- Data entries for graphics
──────

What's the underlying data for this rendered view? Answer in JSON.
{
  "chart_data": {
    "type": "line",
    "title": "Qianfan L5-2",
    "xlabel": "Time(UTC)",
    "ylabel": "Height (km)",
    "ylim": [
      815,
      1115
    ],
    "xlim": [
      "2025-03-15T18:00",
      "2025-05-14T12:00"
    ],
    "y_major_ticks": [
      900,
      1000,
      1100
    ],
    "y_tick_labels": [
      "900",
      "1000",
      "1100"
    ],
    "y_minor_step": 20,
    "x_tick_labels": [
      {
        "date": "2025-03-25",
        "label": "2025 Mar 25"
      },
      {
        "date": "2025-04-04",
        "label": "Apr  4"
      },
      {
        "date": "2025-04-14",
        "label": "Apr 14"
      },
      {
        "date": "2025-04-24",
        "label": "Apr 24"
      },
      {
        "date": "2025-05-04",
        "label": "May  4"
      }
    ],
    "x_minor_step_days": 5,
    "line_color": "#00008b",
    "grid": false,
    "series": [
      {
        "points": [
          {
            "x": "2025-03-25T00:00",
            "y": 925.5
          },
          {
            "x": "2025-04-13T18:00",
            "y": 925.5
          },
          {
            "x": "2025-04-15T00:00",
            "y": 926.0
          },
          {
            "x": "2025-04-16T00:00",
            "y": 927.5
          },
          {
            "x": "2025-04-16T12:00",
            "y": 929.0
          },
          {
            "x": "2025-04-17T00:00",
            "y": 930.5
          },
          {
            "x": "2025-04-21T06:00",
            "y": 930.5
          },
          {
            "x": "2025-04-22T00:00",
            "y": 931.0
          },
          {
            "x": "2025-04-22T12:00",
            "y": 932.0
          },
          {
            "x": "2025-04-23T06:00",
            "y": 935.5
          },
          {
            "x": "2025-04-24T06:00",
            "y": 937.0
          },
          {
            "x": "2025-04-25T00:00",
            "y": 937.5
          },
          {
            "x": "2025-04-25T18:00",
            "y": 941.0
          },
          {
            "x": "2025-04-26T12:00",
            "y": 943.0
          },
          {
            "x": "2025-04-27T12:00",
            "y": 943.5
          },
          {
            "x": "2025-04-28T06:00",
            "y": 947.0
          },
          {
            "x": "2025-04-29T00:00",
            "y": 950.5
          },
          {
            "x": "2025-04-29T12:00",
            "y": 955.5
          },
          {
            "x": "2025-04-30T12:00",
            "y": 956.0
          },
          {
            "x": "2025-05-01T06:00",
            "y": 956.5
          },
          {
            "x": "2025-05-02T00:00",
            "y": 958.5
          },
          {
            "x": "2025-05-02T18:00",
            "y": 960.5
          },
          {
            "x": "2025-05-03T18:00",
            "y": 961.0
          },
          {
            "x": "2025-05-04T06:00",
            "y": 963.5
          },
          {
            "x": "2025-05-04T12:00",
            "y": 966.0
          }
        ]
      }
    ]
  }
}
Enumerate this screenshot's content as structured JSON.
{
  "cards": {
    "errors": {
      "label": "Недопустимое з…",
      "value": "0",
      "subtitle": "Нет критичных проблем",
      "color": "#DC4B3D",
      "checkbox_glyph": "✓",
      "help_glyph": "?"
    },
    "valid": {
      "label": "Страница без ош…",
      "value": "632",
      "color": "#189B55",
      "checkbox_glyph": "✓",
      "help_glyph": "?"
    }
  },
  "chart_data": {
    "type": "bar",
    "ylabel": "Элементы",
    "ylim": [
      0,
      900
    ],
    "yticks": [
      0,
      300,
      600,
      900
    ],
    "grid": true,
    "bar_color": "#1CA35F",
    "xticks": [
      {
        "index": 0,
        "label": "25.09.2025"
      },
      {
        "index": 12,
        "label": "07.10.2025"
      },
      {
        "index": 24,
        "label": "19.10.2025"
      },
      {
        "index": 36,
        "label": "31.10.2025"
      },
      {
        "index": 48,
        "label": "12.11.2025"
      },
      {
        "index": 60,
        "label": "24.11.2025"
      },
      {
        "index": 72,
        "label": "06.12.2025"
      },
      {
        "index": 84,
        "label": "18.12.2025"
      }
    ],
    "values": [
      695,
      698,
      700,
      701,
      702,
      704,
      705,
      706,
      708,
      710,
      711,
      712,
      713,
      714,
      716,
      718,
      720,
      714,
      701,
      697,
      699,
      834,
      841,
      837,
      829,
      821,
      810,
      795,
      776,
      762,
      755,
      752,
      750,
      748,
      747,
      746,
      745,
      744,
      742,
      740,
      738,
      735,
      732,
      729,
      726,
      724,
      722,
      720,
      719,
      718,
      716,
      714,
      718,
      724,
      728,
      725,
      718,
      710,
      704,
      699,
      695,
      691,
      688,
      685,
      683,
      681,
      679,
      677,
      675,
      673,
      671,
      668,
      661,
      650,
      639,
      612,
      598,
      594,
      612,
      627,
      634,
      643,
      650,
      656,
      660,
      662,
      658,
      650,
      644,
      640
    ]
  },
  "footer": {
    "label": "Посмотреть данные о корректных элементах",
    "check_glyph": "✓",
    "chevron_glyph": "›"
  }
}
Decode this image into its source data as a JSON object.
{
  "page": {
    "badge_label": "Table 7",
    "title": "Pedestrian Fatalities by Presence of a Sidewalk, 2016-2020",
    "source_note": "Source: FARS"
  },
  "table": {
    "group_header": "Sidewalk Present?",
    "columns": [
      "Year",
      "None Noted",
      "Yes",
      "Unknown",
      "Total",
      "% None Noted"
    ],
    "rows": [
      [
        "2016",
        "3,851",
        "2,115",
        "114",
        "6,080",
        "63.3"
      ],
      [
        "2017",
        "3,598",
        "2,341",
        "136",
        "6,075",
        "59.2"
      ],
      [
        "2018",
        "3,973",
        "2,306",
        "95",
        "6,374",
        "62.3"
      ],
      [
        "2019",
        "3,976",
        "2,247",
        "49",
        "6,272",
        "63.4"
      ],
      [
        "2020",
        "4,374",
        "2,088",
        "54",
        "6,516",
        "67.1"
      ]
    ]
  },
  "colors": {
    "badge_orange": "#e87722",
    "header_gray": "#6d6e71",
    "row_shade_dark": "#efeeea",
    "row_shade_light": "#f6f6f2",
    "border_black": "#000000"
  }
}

──────

- EXERCISE
Scan the material above. Copy each line where "date" occurs.

- TASK RESULT
        "date": "2025-03-25",
        "date": "2025-04-04",
        "date": "2025-04-14",
        "date": "2025-04-24",
        "date": "2025-05-04",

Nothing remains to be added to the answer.